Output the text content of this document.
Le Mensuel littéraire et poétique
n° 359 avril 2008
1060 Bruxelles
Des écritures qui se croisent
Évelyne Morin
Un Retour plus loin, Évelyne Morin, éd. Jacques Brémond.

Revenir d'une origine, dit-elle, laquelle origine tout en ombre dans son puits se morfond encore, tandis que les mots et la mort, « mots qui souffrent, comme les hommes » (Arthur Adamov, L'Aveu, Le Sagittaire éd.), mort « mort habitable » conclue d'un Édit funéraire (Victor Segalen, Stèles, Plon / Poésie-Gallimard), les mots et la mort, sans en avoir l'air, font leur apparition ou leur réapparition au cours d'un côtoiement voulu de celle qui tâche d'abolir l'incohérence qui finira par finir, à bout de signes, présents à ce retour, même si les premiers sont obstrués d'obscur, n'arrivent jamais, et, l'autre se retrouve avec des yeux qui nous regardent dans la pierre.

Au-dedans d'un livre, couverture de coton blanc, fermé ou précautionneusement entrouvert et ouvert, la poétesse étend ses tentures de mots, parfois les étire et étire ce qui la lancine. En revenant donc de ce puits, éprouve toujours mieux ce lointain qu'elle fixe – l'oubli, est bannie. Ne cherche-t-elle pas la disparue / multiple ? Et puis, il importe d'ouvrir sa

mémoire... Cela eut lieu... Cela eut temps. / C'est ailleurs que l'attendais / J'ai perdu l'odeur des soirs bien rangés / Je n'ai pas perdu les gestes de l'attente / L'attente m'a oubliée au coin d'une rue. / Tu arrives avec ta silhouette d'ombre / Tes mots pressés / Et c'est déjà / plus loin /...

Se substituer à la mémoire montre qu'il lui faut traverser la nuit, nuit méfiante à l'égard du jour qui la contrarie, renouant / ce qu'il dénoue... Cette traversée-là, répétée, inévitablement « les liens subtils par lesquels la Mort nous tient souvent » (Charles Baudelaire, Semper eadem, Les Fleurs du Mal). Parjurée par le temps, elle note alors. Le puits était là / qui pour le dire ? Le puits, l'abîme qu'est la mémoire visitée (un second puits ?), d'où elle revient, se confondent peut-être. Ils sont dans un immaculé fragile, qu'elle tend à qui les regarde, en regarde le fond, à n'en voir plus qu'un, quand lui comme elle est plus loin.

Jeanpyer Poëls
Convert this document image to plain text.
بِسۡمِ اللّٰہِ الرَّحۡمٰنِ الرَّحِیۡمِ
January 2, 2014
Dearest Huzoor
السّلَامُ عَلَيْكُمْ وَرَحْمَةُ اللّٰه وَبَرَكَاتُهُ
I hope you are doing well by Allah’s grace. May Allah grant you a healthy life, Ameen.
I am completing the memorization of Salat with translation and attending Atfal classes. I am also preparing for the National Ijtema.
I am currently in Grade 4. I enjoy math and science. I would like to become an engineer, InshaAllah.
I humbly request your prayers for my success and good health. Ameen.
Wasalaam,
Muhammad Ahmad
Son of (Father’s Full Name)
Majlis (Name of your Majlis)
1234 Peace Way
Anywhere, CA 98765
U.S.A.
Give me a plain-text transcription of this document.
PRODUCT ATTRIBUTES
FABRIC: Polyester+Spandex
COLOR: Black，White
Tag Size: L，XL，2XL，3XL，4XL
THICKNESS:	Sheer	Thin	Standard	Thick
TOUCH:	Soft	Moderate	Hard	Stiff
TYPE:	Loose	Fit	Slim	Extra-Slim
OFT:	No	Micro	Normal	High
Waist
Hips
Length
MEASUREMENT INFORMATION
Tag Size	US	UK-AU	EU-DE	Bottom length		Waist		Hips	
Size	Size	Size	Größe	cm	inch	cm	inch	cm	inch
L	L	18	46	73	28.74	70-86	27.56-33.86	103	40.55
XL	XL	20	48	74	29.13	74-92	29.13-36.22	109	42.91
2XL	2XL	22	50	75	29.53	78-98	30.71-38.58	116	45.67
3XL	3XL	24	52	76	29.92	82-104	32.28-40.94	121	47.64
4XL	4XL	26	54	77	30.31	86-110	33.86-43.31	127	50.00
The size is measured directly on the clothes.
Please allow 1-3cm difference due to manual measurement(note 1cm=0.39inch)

============================================================

Extract every line from the records above that contains the word "plain".

Convert this document image to plain text.
Give me a plain-text transcription of this document.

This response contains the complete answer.